Records:
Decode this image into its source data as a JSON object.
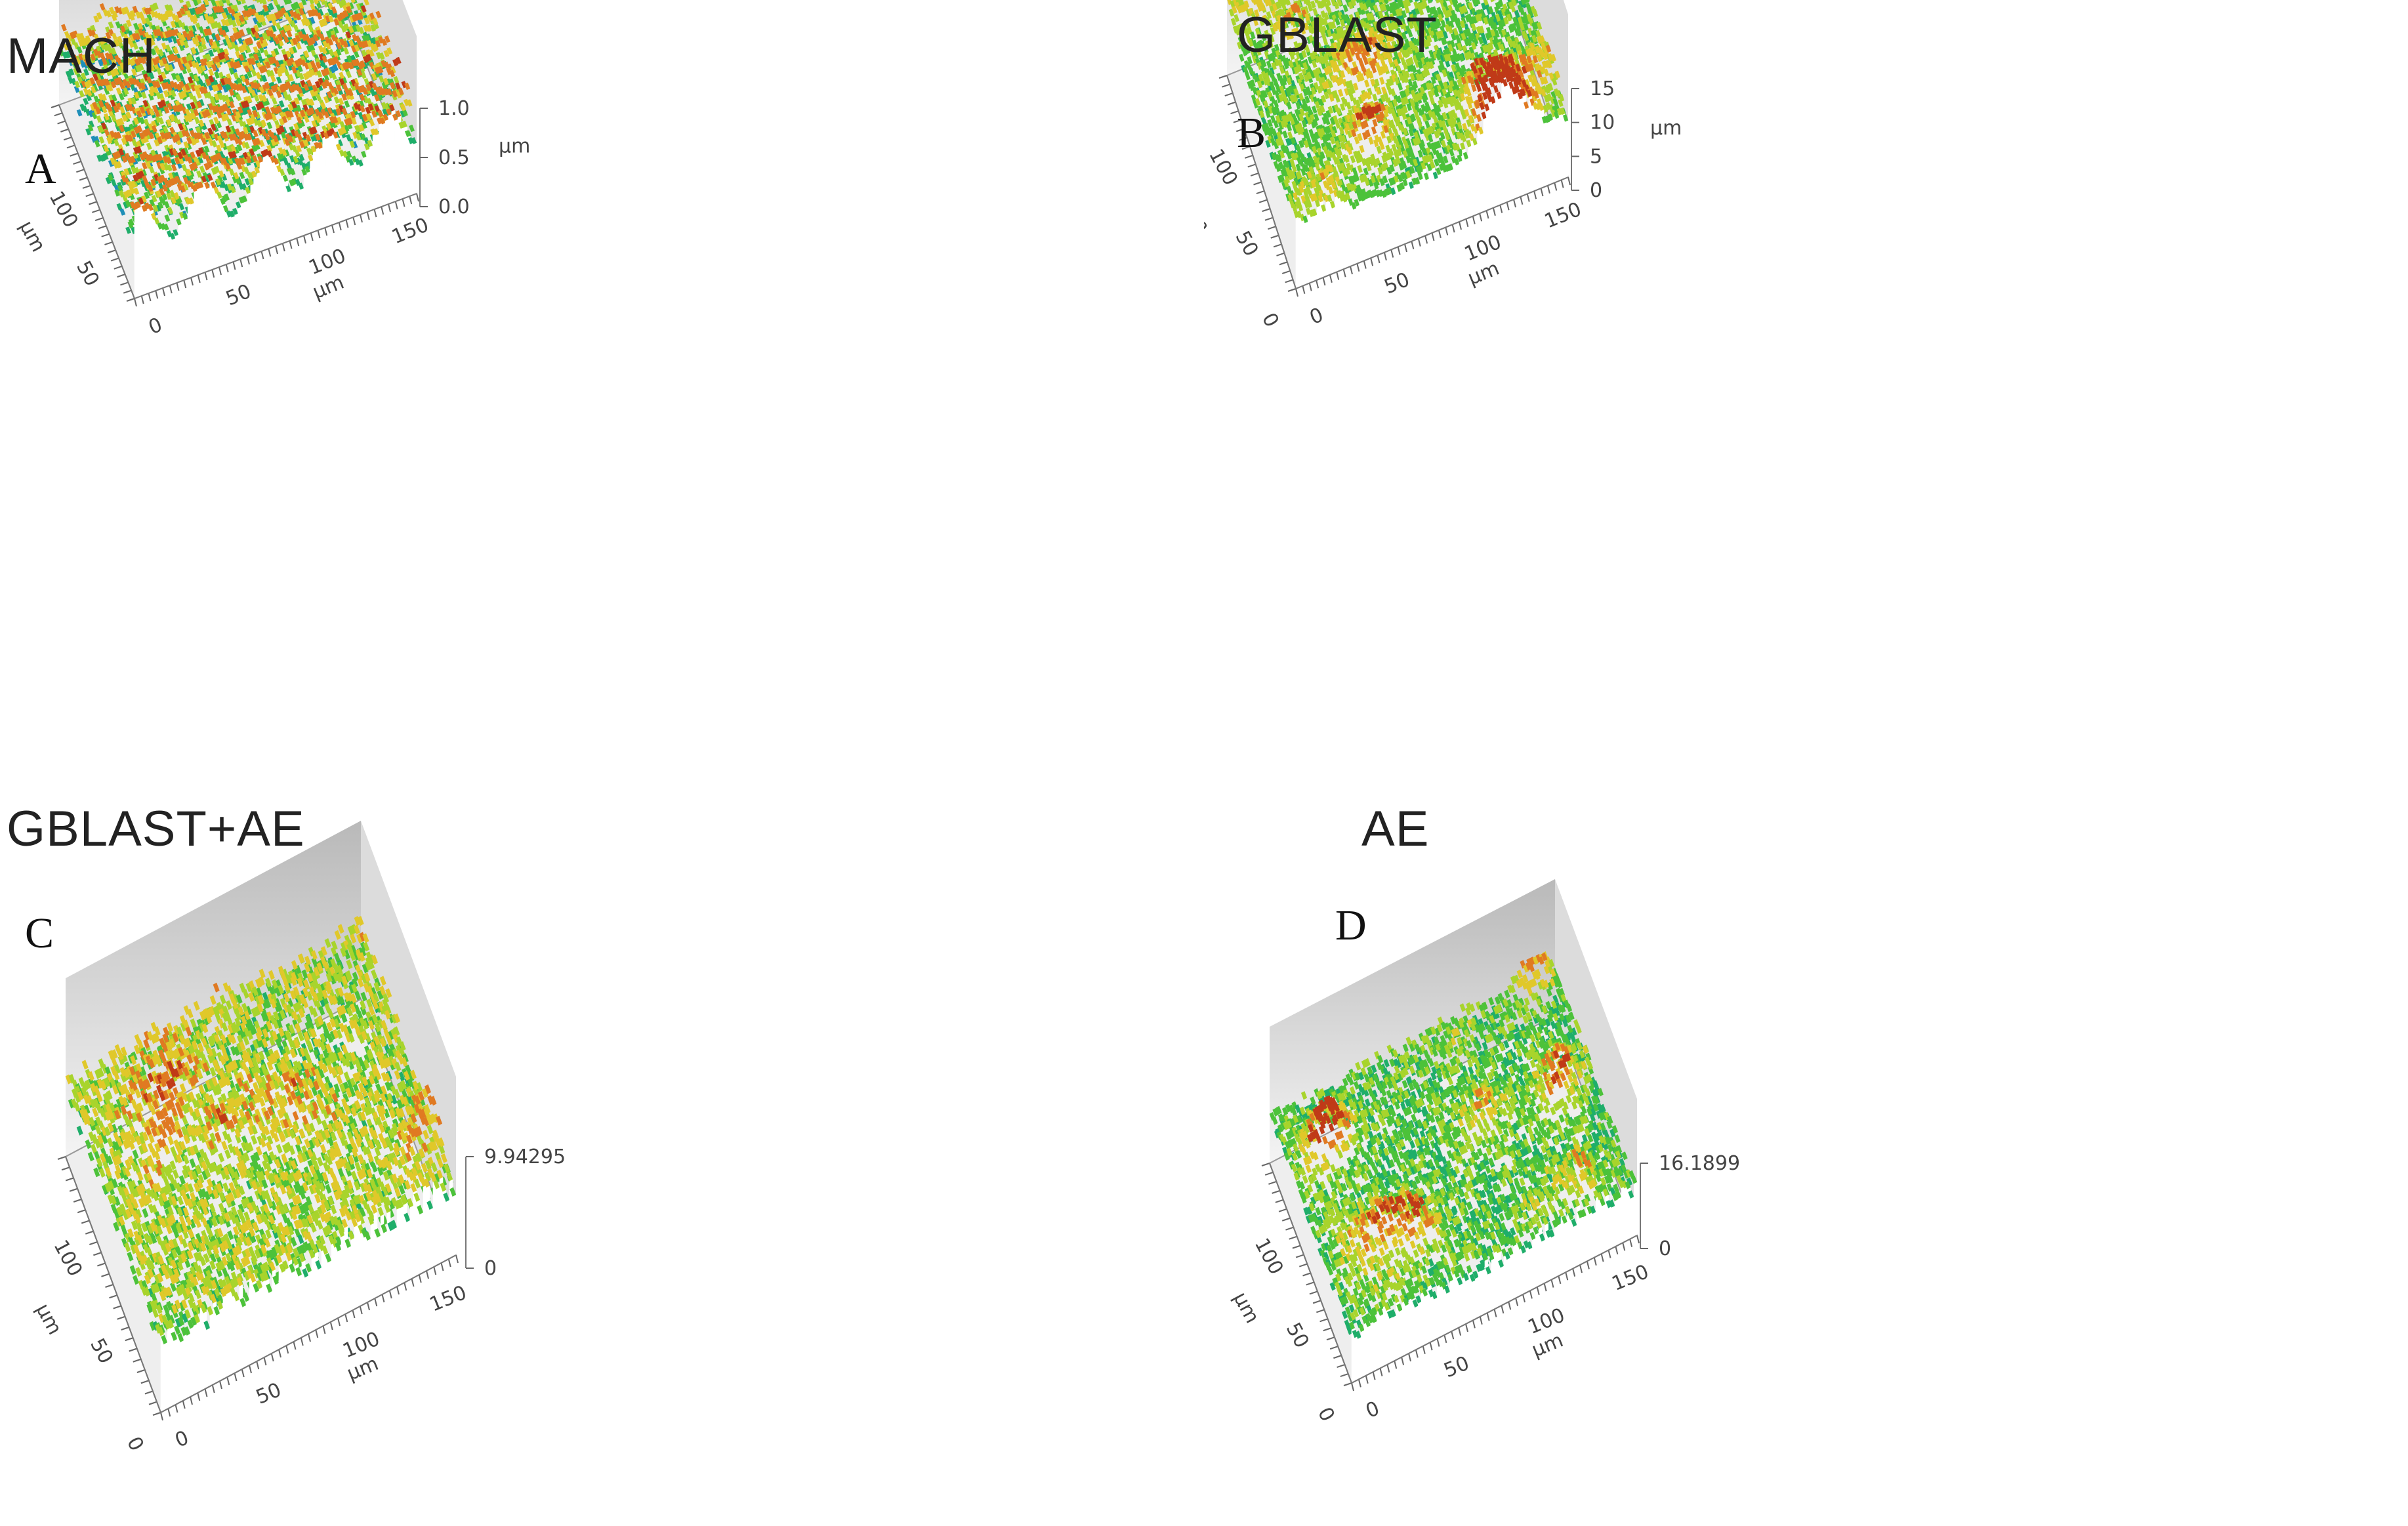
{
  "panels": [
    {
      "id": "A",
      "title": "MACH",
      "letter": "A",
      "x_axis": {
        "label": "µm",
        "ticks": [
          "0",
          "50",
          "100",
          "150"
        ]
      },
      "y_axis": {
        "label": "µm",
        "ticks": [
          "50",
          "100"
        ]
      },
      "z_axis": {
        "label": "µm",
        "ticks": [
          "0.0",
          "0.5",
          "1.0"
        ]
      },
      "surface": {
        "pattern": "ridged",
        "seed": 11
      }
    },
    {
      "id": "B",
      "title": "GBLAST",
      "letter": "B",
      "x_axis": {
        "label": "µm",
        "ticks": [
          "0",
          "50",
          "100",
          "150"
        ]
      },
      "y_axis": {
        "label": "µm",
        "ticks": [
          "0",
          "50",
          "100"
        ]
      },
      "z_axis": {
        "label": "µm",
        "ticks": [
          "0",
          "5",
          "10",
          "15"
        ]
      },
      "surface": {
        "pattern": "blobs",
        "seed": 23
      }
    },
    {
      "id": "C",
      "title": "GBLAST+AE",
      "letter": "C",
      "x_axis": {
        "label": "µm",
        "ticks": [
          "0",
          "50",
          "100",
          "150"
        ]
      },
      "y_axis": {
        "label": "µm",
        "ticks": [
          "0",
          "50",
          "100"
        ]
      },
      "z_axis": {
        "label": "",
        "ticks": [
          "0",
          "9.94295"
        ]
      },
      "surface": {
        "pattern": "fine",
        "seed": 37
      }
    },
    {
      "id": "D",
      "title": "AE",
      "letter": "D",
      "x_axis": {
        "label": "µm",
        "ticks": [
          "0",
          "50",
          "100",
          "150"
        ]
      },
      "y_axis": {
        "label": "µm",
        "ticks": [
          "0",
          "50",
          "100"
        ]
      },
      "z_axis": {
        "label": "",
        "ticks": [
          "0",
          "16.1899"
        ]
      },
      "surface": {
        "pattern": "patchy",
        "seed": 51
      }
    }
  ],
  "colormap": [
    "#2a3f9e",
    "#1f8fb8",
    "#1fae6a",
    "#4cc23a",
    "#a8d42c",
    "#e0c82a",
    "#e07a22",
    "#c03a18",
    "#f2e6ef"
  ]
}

> [Written request]: Repeat the entries exactly and keep the pictures out of the copy.

> [Answer to the exercise]:
Decode this image into its source data as a JSON object.
{
  "panels": [
    {
      "id": "A",
      "title": "MACH",
      "letter": "A",
      "x_axis": {
        "label": "µm",
        "ticks": [
          "0",
          "50",
          "100",
          "150"
        ]
      },
      "y_axis": {
        "label": "µm",
        "ticks": [
          "50",
          "100"
        ]
      },
      "z_axis": {
        "label": "µm",
        "ticks": [
          "0.0",
          "0.5",
          "1.0"
        ]
      },
      "surface": {
        "pattern": "ridged",
        "seed": 11
      }
    },
    {
      "id": "B",
      "title": "GBLAST",
      "letter": "B",
      "x_axis": {
        "label": "µm",
        "ticks": [
          "0",
          "50",
          "100",
          "150"
        ]
      },
      "y_axis": {
        "label": "µm",
        "ticks": [
          "0",
          "50",
          "100"
        ]
      },
      "z_axis": {
        "label": "µm",
        "ticks": [
          "0",
          "5",
          "10",
          "15"
        ]
      },
      "surface": {
        "pattern": "blobs",
        "seed": 23
      }
    },
    {
      "id": "C",
      "title": "GBLAST+AE",
      "letter": "C",
      "x_axis": {
        "label": "µm",
        "ticks": [
          "0",
          "50",
          "100",
          "150"
        ]
      },
      "y_axis": {
        "label": "µm",
        "ticks": [
          "0",
          "50",
          "100"
        ]
      },
      "z_axis": {
        "label": "",
        "ticks": [
          "0",
          "9.94295"
        ]
      },
      "surface": {
        "pattern": "fine",
        "seed": 37
      }
    },
    {
      "id": "D",
      "title": "AE",
      "letter": "D",
      "x_axis": {
        "label": "µm",
        "ticks": [
          "0",
          "50",
          "100",
          "150"
        ]
      },
      "y_axis": {
        "label": "µm",
        "ticks": [
          "0",
          "50",
          "100"
        ]
      },
      "z_axis": {
        "label": "",
        "ticks": [
          "0",
          "16.1899"
        ]
      },
      "surface": {
        "pattern": "patchy",
        "seed": 51
      }
    }
  ],
  "colormap": [
    "#2a3f9e",
    "#1f8fb8",
    "#1fae6a",
    "#4cc23a",
    "#a8d42c",
    "#e0c82a",
    "#e07a22",
    "#c03a18",
    "#f2e6ef"
  ]
}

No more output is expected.